Pick out each line in these entries that contains the string "below".
-- start of MATERIAL SUPPLIED --
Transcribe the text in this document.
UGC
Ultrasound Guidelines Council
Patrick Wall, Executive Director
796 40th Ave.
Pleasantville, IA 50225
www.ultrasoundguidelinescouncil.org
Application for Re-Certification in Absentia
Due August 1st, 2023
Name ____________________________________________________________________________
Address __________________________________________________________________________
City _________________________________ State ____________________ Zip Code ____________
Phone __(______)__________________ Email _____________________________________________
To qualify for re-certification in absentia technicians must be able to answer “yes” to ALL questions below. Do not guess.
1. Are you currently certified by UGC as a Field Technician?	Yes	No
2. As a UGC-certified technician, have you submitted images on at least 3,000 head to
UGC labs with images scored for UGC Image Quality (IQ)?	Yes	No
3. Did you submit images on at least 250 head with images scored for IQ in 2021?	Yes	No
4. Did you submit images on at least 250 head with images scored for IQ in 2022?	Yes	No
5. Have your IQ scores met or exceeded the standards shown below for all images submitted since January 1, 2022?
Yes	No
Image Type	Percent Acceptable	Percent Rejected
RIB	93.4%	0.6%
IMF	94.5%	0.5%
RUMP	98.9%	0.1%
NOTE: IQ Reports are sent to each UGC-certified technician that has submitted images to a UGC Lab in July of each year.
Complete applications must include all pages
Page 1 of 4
-- end of MATERIAL SUPPLIED --
-- start of MATERIAL SUPPLIED --
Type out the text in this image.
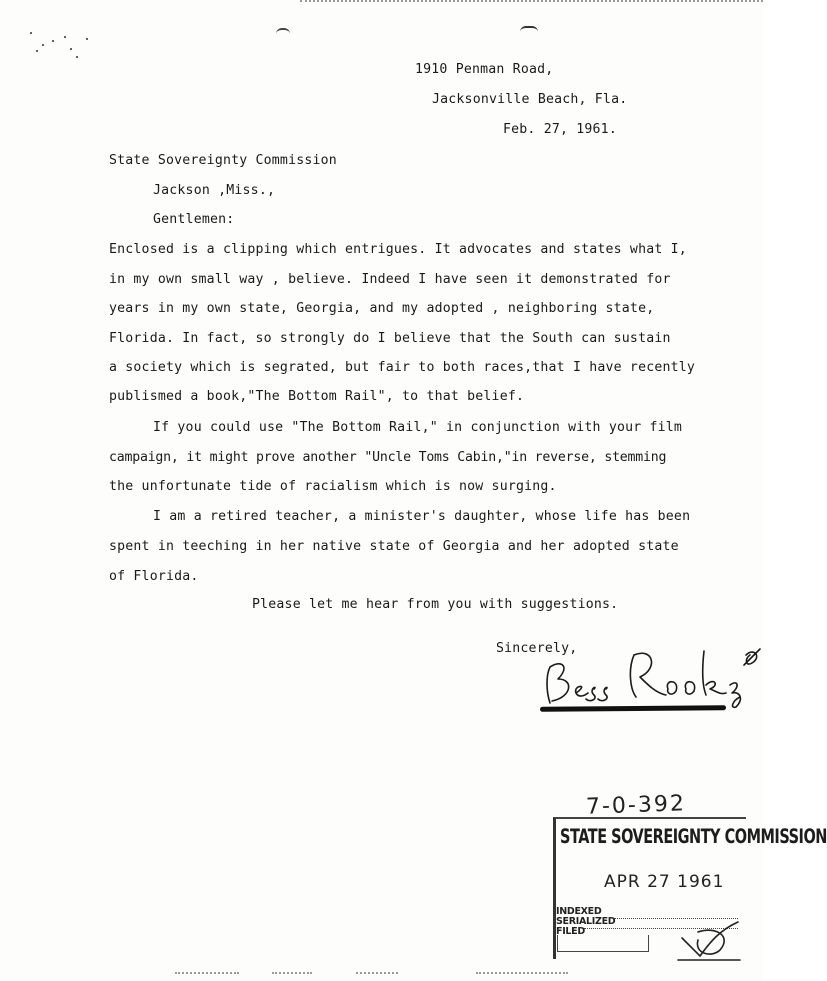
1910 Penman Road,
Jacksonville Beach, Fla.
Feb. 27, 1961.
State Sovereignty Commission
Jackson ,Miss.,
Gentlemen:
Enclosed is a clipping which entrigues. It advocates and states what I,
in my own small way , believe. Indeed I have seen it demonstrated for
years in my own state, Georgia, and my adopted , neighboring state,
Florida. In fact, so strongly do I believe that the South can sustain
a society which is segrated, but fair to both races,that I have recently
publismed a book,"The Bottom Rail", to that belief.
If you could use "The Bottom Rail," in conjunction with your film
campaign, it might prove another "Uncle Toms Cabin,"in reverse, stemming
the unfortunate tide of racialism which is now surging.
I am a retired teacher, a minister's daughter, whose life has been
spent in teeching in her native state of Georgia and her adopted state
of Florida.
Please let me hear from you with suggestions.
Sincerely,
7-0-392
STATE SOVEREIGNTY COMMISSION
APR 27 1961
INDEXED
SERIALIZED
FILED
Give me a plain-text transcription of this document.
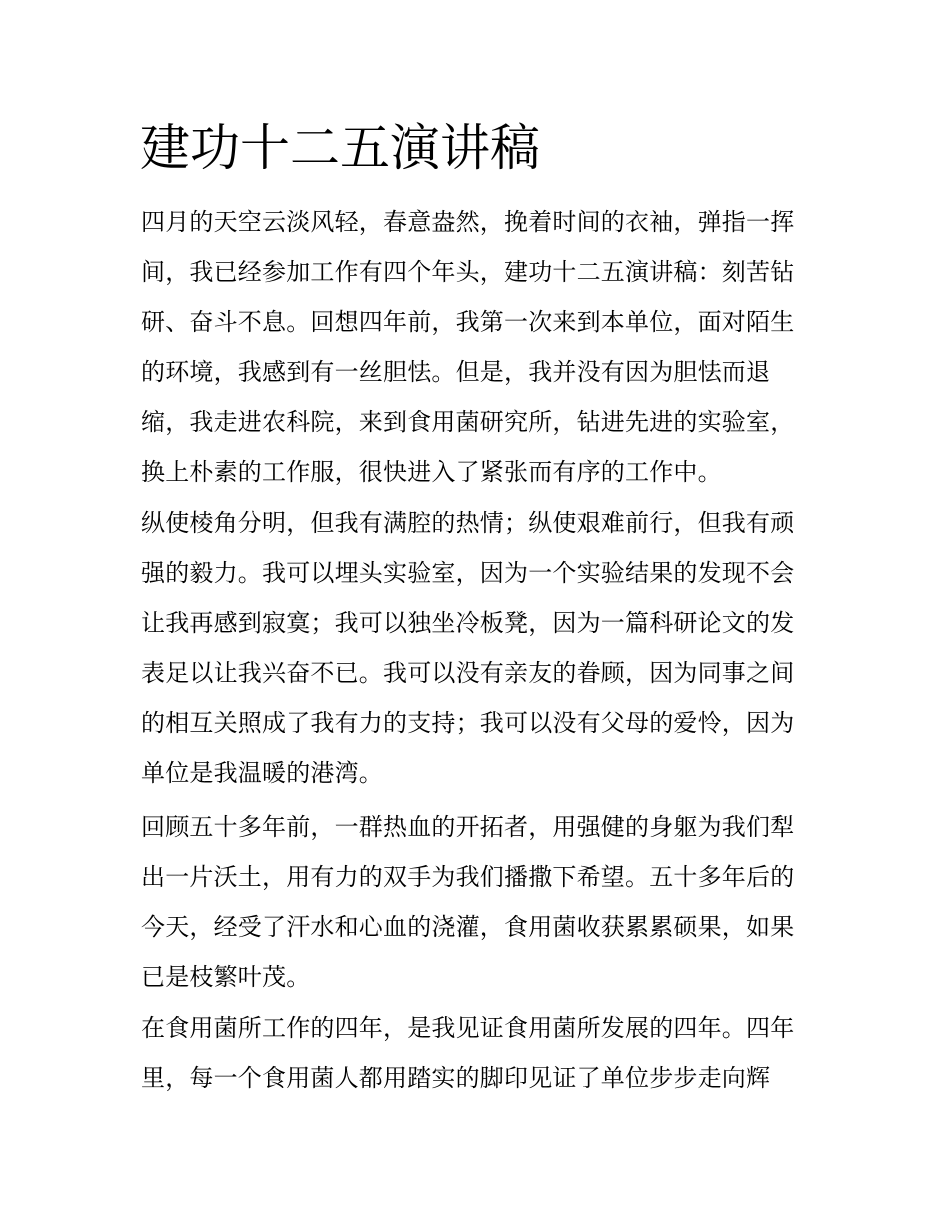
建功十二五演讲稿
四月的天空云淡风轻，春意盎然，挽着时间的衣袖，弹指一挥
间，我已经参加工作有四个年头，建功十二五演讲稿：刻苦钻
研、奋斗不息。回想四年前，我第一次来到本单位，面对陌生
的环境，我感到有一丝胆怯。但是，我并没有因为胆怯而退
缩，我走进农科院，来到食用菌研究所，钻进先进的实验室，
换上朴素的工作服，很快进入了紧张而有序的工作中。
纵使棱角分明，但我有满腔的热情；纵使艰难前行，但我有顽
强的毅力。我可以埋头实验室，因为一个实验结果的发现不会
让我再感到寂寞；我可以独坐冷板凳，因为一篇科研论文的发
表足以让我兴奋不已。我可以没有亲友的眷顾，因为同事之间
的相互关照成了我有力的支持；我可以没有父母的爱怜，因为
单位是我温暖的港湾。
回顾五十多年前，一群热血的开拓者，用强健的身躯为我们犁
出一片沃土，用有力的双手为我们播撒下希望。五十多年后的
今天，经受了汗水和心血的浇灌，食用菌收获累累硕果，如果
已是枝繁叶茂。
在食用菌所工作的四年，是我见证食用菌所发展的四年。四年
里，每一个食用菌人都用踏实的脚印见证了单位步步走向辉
-- end of MATERIAL SUPPLIED --
-- start of MATERIAL SUPPLIED --
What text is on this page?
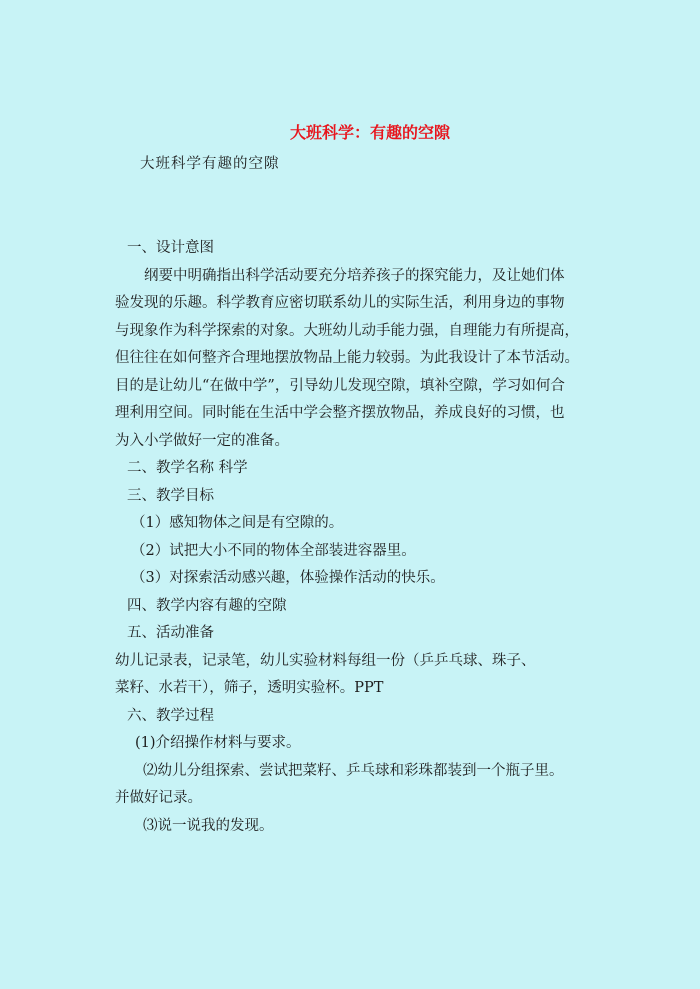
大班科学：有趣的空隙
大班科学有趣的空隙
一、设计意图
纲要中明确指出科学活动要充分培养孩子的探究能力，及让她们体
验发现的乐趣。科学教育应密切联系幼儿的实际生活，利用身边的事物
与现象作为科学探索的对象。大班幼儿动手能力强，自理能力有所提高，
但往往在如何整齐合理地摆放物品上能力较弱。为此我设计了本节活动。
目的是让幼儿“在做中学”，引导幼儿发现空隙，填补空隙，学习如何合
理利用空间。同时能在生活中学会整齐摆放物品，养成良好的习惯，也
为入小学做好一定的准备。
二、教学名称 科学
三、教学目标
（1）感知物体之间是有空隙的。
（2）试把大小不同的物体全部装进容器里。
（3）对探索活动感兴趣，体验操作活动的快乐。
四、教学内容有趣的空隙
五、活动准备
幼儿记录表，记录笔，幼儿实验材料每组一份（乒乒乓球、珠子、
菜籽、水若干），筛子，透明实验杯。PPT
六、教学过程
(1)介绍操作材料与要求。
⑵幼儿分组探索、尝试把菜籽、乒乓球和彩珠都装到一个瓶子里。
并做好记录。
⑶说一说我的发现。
-- end of MATERIAL SUPPLIED --
* _ANSWER TO THIS EXERCISE_
To qualify for re-certification in absentia technicians must be able to answer “yes” to ALL questions below. Do not guess.
5. Have your IQ scores met or exceeded the standards shown below for all images submitted since January 1, 2022?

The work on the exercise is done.